[Dataset items]
◆ ◆ ◆
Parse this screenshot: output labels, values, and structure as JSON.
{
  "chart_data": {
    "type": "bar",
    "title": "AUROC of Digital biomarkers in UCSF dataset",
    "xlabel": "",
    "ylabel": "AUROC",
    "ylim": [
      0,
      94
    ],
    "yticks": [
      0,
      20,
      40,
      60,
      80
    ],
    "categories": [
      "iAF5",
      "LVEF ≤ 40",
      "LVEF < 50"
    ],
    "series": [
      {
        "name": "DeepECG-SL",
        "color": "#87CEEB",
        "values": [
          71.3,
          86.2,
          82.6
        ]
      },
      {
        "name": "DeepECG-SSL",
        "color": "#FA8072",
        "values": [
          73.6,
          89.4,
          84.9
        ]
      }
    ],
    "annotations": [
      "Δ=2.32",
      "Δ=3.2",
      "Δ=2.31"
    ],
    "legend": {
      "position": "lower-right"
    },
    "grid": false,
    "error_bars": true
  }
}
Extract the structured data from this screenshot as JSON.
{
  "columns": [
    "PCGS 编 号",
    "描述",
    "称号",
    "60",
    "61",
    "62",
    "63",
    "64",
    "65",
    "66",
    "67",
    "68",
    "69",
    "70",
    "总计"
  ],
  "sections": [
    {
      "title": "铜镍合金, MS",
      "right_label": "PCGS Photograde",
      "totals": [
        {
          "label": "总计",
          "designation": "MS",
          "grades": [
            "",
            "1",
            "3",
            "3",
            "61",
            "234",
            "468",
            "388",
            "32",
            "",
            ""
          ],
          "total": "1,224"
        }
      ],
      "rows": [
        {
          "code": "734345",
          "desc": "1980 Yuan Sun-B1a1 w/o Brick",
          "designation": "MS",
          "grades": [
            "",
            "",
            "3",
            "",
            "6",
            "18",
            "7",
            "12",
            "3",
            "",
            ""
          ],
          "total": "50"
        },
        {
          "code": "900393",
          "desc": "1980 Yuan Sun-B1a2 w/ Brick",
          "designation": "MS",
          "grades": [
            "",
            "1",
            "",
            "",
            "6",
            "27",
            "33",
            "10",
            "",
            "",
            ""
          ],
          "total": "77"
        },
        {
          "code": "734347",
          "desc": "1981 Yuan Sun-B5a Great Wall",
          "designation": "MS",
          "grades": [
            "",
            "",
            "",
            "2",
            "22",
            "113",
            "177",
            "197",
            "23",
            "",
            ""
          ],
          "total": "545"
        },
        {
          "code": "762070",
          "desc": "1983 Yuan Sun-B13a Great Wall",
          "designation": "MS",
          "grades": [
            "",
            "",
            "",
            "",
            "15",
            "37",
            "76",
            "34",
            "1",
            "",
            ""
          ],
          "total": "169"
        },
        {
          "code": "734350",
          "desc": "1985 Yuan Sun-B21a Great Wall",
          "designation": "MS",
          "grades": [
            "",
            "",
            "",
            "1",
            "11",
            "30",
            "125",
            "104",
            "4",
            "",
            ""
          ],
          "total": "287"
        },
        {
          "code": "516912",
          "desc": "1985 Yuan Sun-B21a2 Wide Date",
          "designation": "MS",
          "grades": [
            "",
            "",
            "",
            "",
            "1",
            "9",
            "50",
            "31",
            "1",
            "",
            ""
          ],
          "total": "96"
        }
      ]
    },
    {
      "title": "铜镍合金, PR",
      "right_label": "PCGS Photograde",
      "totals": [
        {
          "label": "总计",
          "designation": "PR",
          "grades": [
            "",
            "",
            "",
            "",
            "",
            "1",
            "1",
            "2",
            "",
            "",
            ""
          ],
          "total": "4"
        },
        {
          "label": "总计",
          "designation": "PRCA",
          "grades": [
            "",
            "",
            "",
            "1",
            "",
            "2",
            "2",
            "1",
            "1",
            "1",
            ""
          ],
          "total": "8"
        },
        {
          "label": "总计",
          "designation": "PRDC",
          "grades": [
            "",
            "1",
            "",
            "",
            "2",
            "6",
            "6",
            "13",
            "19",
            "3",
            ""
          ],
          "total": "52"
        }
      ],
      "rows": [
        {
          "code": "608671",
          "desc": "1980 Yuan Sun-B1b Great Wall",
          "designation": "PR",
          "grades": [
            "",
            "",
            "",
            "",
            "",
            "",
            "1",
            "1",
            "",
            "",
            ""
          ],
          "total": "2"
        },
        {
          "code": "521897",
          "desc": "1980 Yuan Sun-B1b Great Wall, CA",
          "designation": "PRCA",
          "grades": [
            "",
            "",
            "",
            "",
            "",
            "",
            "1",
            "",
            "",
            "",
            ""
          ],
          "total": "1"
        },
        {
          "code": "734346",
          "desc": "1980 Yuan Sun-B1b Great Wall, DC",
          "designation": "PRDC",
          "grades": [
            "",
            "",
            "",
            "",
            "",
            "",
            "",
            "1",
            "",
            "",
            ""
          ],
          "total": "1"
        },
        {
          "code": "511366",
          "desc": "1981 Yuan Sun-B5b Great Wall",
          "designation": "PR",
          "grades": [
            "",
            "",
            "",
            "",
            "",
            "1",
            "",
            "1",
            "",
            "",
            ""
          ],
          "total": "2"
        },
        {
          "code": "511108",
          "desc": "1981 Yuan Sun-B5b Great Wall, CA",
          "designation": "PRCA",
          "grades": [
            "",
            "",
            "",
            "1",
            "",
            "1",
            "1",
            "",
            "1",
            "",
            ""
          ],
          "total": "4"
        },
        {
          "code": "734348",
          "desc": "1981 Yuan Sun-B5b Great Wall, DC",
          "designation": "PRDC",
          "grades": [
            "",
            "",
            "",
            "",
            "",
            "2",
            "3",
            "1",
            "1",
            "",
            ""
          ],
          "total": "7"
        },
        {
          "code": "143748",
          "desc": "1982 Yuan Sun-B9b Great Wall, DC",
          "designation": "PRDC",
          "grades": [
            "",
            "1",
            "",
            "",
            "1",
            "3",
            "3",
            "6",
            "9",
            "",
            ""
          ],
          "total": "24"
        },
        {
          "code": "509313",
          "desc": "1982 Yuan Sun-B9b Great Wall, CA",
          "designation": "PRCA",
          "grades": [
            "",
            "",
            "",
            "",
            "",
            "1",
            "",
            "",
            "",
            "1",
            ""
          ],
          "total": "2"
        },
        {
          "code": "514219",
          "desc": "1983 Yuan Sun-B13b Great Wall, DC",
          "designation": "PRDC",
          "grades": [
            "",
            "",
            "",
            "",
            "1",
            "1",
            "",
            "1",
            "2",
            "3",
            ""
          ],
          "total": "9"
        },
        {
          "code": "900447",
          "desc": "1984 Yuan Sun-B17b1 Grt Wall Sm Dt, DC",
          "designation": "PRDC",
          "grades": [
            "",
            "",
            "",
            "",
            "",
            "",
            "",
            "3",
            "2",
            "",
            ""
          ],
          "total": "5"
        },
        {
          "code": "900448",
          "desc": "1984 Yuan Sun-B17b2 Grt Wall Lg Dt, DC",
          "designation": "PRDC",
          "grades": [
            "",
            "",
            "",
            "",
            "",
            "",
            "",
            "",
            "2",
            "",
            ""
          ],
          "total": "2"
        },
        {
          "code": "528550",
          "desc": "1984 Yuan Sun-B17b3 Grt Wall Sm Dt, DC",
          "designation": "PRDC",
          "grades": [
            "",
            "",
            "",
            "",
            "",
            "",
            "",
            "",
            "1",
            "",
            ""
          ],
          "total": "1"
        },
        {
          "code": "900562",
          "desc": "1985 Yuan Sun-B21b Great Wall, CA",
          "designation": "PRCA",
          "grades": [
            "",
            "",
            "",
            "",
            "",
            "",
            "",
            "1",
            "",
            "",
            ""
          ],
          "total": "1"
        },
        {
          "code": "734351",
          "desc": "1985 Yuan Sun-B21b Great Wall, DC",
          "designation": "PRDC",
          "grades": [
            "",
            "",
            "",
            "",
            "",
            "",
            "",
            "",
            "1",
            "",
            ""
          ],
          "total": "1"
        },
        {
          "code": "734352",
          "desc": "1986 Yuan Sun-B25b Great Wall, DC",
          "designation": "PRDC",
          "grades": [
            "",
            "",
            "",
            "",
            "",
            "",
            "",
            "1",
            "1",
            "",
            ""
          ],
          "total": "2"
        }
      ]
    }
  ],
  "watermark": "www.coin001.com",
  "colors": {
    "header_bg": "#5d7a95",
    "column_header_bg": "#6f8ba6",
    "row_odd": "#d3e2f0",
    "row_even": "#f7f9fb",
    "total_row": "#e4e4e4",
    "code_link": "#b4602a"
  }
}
◆ ◆ ◆
- **GIVEN INSTRUCTION**
Copy out each line in the preceding records that contains "JSON".

- **ANSWER BELOW**
Parse this screenshot: output labels, values, and structure as JSON.
Extract the structured data from this screenshot as JSON.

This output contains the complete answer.